*Directions for this task*
Records follow. Copy every line with "归纳论证".

*Material provided*
-- -- --

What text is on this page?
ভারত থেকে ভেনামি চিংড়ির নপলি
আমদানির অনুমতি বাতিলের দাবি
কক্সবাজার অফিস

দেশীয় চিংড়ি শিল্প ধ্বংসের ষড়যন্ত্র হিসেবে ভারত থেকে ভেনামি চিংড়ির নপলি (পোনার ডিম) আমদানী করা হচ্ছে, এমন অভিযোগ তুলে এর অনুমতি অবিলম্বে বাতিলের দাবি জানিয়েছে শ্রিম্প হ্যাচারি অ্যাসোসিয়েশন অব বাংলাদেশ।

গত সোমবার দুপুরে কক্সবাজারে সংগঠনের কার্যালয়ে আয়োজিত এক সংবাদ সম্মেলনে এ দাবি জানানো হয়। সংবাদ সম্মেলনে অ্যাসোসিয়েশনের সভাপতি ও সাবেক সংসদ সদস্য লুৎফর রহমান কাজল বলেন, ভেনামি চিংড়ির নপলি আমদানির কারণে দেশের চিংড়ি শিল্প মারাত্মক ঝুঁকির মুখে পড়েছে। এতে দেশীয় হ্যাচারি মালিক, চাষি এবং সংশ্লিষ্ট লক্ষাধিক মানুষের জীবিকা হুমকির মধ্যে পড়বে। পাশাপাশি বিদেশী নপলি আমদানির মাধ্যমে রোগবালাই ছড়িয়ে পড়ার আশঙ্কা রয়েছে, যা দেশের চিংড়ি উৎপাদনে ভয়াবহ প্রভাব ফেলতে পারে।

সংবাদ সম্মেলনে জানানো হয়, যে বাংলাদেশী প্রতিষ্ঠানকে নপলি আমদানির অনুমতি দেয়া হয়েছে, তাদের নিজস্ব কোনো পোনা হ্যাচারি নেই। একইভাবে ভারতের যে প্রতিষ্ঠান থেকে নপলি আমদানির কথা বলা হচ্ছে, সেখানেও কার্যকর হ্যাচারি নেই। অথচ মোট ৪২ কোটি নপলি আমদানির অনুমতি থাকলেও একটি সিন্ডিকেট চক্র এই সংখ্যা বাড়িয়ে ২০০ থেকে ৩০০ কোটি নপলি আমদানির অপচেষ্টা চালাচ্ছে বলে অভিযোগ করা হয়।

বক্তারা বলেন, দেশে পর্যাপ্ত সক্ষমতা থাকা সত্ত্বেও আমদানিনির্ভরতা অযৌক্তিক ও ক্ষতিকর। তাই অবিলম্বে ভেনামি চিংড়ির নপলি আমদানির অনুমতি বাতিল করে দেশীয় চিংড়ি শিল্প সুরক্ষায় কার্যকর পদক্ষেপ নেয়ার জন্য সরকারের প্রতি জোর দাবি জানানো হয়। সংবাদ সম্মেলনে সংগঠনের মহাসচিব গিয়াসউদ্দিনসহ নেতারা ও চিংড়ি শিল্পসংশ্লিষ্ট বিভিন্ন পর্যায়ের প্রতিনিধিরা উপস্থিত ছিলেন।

-- -- --

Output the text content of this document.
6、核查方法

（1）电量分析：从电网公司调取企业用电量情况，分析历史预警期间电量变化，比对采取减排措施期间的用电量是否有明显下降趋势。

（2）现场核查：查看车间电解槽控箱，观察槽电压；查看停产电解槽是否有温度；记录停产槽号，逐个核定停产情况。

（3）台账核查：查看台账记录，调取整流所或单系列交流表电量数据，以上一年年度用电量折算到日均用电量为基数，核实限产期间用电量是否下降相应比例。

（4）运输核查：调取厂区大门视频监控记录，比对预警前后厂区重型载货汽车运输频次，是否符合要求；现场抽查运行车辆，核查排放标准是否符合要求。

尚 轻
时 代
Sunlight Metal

-- -- --

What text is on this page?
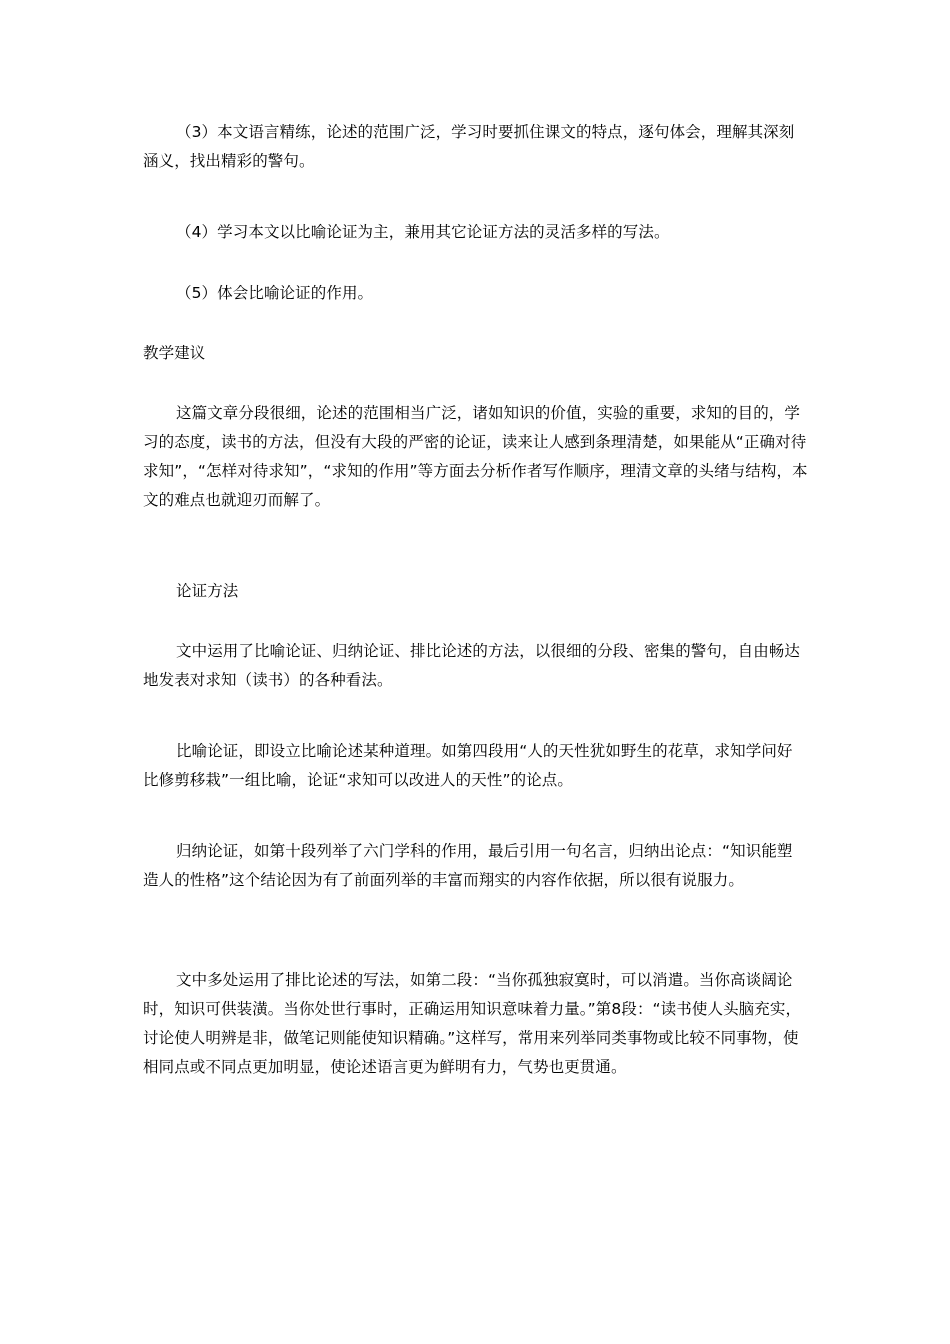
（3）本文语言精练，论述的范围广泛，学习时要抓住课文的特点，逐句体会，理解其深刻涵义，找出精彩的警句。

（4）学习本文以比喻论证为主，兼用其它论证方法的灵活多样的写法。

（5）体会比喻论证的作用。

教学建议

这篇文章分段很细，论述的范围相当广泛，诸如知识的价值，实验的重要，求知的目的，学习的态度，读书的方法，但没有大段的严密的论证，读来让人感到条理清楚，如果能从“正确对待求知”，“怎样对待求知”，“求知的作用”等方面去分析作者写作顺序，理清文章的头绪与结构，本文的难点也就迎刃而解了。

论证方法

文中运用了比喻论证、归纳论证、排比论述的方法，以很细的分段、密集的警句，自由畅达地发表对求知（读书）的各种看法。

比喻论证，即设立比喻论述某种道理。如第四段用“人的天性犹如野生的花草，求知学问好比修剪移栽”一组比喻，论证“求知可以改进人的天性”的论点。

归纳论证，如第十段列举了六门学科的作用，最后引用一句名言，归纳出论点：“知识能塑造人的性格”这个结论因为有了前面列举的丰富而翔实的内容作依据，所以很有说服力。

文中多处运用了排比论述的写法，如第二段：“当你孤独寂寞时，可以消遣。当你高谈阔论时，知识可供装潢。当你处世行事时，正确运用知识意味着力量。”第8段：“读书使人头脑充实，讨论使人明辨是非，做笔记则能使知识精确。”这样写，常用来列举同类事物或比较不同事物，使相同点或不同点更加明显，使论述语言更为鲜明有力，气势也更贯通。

-- -- --

*Written solution*
文中运用了比喻论证、归纳论证、排比论述的方法，以很细的分段、密集的警句，自由畅达地发表对求知（读书）的各种看法。
归纳论证，如第十段列举了六门学科的作用，最后引用一句名言，归纳出论点：“知识能塑造人的性格”这个结论因为有了前面列举的丰富而翔实的内容作依据，所以很有说服力。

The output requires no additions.